Layout coordinate data:
───

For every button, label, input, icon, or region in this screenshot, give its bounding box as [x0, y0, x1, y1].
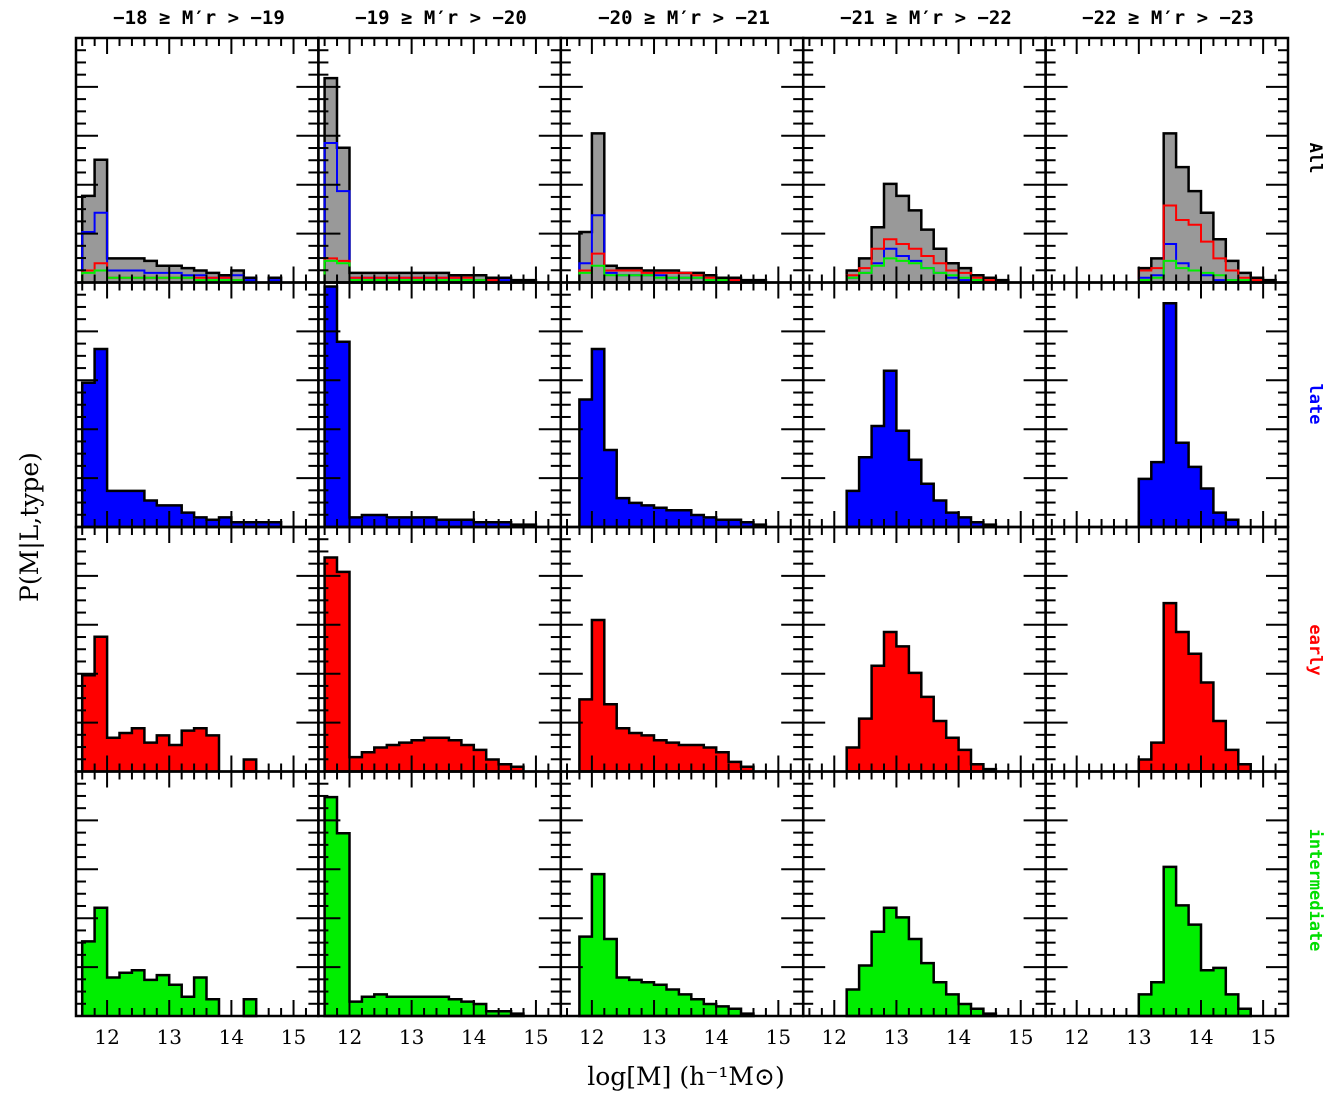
panel-all-col3 [559, 36, 805, 284]
x-tick-label: 13 [641, 1025, 666, 1049]
panel-early-col2 [317, 525, 563, 773]
histogram-all-col3 [578, 132, 768, 284]
x-tick-label: 13 [157, 1025, 182, 1049]
x-tick-label: 12 [94, 1025, 119, 1049]
panel-intermediate-col5 [1044, 770, 1290, 1018]
panel-intermediate-col4 [801, 770, 1047, 1018]
panel-intermediate-col2 [317, 770, 563, 1018]
histogram-all-col1 [80, 158, 283, 284]
histogram-line-intermediate-col2 [323, 259, 488, 283]
panel-late-col1 [74, 281, 320, 529]
column-titles: −18 ≥ M′r > −19 −19 ≥ M′r > −20 −20 ≥ M′… [113, 7, 1254, 29]
histogram-late-col3 [578, 347, 768, 529]
panel-late-col3 [559, 281, 805, 529]
x-tick-label: 15 [281, 1025, 306, 1049]
x-tick-label: 12 [822, 1025, 847, 1049]
histogram-early-col3 [578, 618, 755, 773]
column-title-3: −20 ≥ M′r > −21 [598, 7, 770, 29]
x-tick-label: 12 [337, 1025, 362, 1049]
panel-early-col4 [801, 525, 1047, 773]
x-axis-label: log[M] (h⁻¹M⊙) [587, 1062, 784, 1091]
panel-all-col4 [801, 36, 1047, 284]
panel-intermediate-col1 [74, 770, 320, 1018]
x-tick-label: 15 [1250, 1025, 1275, 1049]
histogram-intermediate-col2 [323, 795, 525, 1018]
histogram-intermediate-col4 [845, 906, 998, 1018]
histogram-intermediate-col3 [578, 872, 755, 1018]
panel-frame [317, 281, 563, 529]
panel-early-col3 [559, 525, 805, 773]
x-tick-label: 14 [946, 1025, 971, 1049]
panel-early-col5 [1044, 525, 1290, 773]
panel-late-col4 [801, 281, 1047, 529]
x-tick-label: 12 [1064, 1025, 1089, 1049]
histogram-early-col4 [845, 630, 998, 773]
column-title-5: −22 ≥ M′r > −23 [1082, 7, 1254, 29]
panel-frame [317, 770, 563, 1018]
panel-frame [74, 36, 320, 284]
x-tick-label: 15 [1008, 1025, 1033, 1049]
histogram-early-col2 [323, 556, 525, 773]
histogram-all-col5 [1137, 132, 1277, 284]
histogram-late-col5 [1137, 302, 1240, 529]
panel-all-col1 [74, 36, 320, 284]
histogram-intermediate-col5 [1137, 865, 1252, 1018]
x-tick-label: 14 [461, 1025, 486, 1049]
panel-frame [317, 36, 563, 284]
y-axis-label: P(M|L,type) [15, 452, 45, 602]
row-label-early: early [1305, 624, 1325, 675]
row-labels: All late early intermediate [1305, 143, 1325, 952]
column-title-4: −21 ≥ M′r > −22 [840, 7, 1012, 29]
row-label-all: All [1305, 143, 1325, 174]
x-tick-label: 14 [703, 1025, 728, 1049]
x-tick-label: 13 [1126, 1025, 1151, 1049]
histogram-line-intermediate-col4 [845, 257, 985, 283]
histogram-line-early-col5 [1137, 204, 1265, 283]
histogram-early-col1 [80, 635, 258, 773]
panel-late-col2 [317, 281, 563, 529]
histogram-early-col5 [1137, 601, 1252, 773]
panel-frame [317, 525, 563, 773]
x-tick-label: 12 [579, 1025, 604, 1049]
histogram-late-col1 [80, 347, 283, 529]
histogram-line-late-col2 [323, 142, 513, 283]
row-label-intermediate: intermediate [1305, 829, 1325, 952]
x-tick-label: 13 [399, 1025, 424, 1049]
panel-intermediate-col3 [559, 770, 805, 1018]
column-title-2: −19 ≥ M′r > −20 [355, 7, 527, 29]
x-tick-label: 15 [523, 1025, 548, 1049]
panel-early-col1 [74, 525, 320, 773]
panel-all-col5 [1044, 36, 1290, 284]
x-tick-label: 15 [766, 1025, 791, 1049]
panel-all-col2 [317, 36, 563, 284]
x-tick-label: 13 [884, 1025, 909, 1049]
x-tick-labels: 12 13 14 15 12 13 14 15 12 13 14 15 12 13 14 15 12 13 14 15 [94, 1025, 1276, 1049]
x-tick-label: 14 [1188, 1025, 1213, 1049]
column-title-1: −18 ≥ M′r > −19 [113, 7, 285, 29]
row-label-late: late [1305, 384, 1325, 425]
histogram-all-col2 [323, 76, 538, 284]
panel-grid [74, 36, 1290, 1018]
x-tick-label: 14 [219, 1025, 244, 1049]
histogram-late-col2 [323, 285, 538, 529]
panel-late-col5 [1044, 281, 1290, 529]
histogram-late-col4 [845, 369, 998, 529]
histogram-intermediate-col1 [80, 906, 258, 1018]
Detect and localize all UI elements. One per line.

───

Instruction:
Arrange every line of the item above as a numbered list, skipping blank lines. Omit the picture from your answer.

Exercise output:
1. For every button, label, input, icon, or region in this screenshot, give its bounding box as [x0, y0, x1, y1].
2. panel-all-col3 [559, 36, 805, 284]
3. x-tick-label: 13 [641, 1025, 666, 1049]
4. panel-early-col2 [317, 525, 563, 773]
5. histogram-all-col3 [578, 132, 768, 284]
6. x-tick-label: 13 [157, 1025, 182, 1049]
7. x-tick-label: 12 [94, 1025, 119, 1049]
8. panel-intermediate-col5 [1044, 770, 1290, 1018]
9. panel-intermediate-col4 [801, 770, 1047, 1018]
10. panel-intermediate-col2 [317, 770, 563, 1018]
11. histogram-all-col1 [80, 158, 283, 284]
12. histogram-line-intermediate-col2 [323, 259, 488, 283]
13. panel-late-col1 [74, 281, 320, 529]
14. column-titles: −18 ≥ M′r > −19 −19 ≥ M′r > −20 −20 ≥ M′… [113, 7, 1254, 29]
15. histogram-late-col3 [578, 347, 768, 529]
16. panel-late-col3 [559, 281, 805, 529]
17. x-tick-label: 15 [281, 1025, 306, 1049]
18. x-tick-label: 12 [822, 1025, 847, 1049]
19. histogram-early-col3 [578, 618, 755, 773]
20. column-title-3: −20 ≥ M′r > −21 [598, 7, 770, 29]
21. x-tick-label: 12 [337, 1025, 362, 1049]
22. panel-early-col4 [801, 525, 1047, 773]
23. x-axis-label: log[M] (h⁻¹M⊙) [587, 1062, 784, 1091]
24. panel-all-col4 [801, 36, 1047, 284]
25. panel-intermediate-col1 [74, 770, 320, 1018]
26. x-tick-label: 15 [1250, 1025, 1275, 1049]
27. histogram-intermediate-col2 [323, 795, 525, 1018]
28. histogram-intermediate-col4 [845, 906, 998, 1018]
29. histogram-intermediate-col3 [578, 872, 755, 1018]
30. panel-frame [317, 281, 563, 529]
31. panel-early-col3 [559, 525, 805, 773]
32. x-tick-label: 14 [946, 1025, 971, 1049]
33. panel-early-col5 [1044, 525, 1290, 773]
34. panel-late-col4 [801, 281, 1047, 529]
35. x-tick-label: 12 [1064, 1025, 1089, 1049]
36. histogram-early-col4 [845, 630, 998, 773]
37. column-title-5: −22 ≥ M′r > −23 [1082, 7, 1254, 29]
38. panel-frame [317, 770, 563, 1018]
39. panel-frame [74, 36, 320, 284]
40. x-tick-label: 15 [1008, 1025, 1033, 1049]
41. histogram-early-col2 [323, 556, 525, 773]
42. histogram-all-col5 [1137, 132, 1277, 284]
43. histogram-late-col5 [1137, 302, 1240, 529]
44. panel-all-col1 [74, 36, 320, 284]
45. histogram-intermediate-col5 [1137, 865, 1252, 1018]
46. x-tick-label: 14 [461, 1025, 486, 1049]
47. panel-frame [317, 36, 563, 284]
48. y-axis-label: P(M|L,type) [15, 452, 45, 602]
49. row-label-early: early [1305, 624, 1325, 675]
50. row-labels: All late early intermediate [1305, 143, 1325, 952]
51. column-title-4: −21 ≥ M′r > −22 [840, 7, 1012, 29]
52. row-label-all: All [1305, 143, 1325, 174]
53. x-tick-label: 14 [703, 1025, 728, 1049]
54. x-tick-label: 13 [1126, 1025, 1151, 1049]
55. histogram-line-intermediate-col4 [845, 257, 985, 283]
56. histogram-line-early-col5 [1137, 204, 1265, 283]
57. histogram-early-col1 [80, 635, 258, 773]
58. panel-late-col2 [317, 281, 563, 529]
59. histogram-early-col5 [1137, 601, 1252, 773]
60. panel-frame [317, 525, 563, 773]
61. x-tick-label: 12 [579, 1025, 604, 1049]
62. histogram-late-col1 [80, 347, 283, 529]
63. histogram-line-late-col2 [323, 142, 513, 283]
64. row-label-intermediate: intermediate [1305, 829, 1325, 952]
65. x-tick-label: 13 [399, 1025, 424, 1049]
66. panel-intermediate-col3 [559, 770, 805, 1018]
67. column-title-2: −19 ≥ M′r > −20 [355, 7, 527, 29]
68. x-tick-label: 15 [523, 1025, 548, 1049]
69. panel-early-col1 [74, 525, 320, 773]
70. panel-all-col5 [1044, 36, 1290, 284]
71. x-tick-label: 15 [766, 1025, 791, 1049]
72. panel-all-col2 [317, 36, 563, 284]
73. x-tick-label: 13 [884, 1025, 909, 1049]
74. x-tick-labels: 12 13 14 15 12 13 14 15 12 13 14 15 12 13 14 15 12 13 14 15 [94, 1025, 1276, 1049]
75. x-tick-label: 14 [1188, 1025, 1213, 1049]
76. column-title-1: −18 ≥ M′r > −19 [113, 7, 285, 29]
77. row-label-late: late [1305, 384, 1325, 425]
78. histogram-all-col2 [323, 76, 538, 284]
79. panel-grid [74, 36, 1290, 1018]
80. x-tick-label: 14 [219, 1025, 244, 1049]
81. histogram-late-col2 [323, 285, 538, 529]
82. panel-late-col5 [1044, 281, 1290, 529]
83. histogram-late-col4 [845, 369, 998, 529]
84. histogram-intermediate-col1 [80, 906, 258, 1018]
85. Detect and localize all UI elements. One per line.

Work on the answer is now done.